— Start —

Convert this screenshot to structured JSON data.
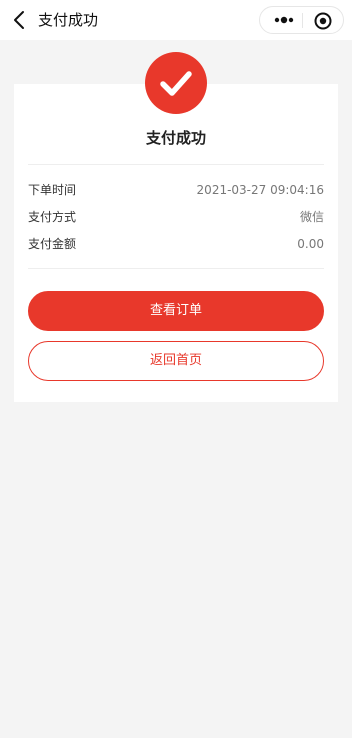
{
  "nav": {
    "title": "支付成功",
    "back_icon": "chevron-left-icon",
    "more_icon": "more-dots-icon",
    "close_icon": "target-circle-icon"
  },
  "status": {
    "icon": "check-circle-icon",
    "title": "支付成功"
  },
  "details": [
    {
      "label": "下单时间",
      "value": "2021-03-27 09:04:16"
    },
    {
      "label": "支付方式",
      "value": "微信"
    },
    {
      "label": "支付金额",
      "value": "0.00"
    }
  ],
  "actions": {
    "view_order": "查看订单",
    "back_home": "返回首页"
  },
  "colors": {
    "accent": "#e8382b",
    "background": "#f4f4f4",
    "card": "#ffffff"
  }
}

— End —

### REQUIRED TASK
All preceding records should be duplicated verbatim, images excepted.

### RESULT
Convert this screenshot to structured JSON data.
{
  "nav": {
    "title": "支付成功",
    "back_icon": "chevron-left-icon",
    "more_icon": "more-dots-icon",
    "close_icon": "target-circle-icon"
  },
  "status": {
    "icon": "check-circle-icon",
    "title": "支付成功"
  },
  "details": [
    {
      "label": "下单时间",
      "value": "2021-03-27 09:04:16"
    },
    {
      "label": "支付方式",
      "value": "微信"
    },
    {
      "label": "支付金额",
      "value": "0.00"
    }
  ],
  "actions": {
    "view_order": "查看订单",
    "back_home": "返回首页"
  },
  "colors": {
    "accent": "#e8382b",
    "background": "#f4f4f4",
    "card": "#ffffff"
  }
}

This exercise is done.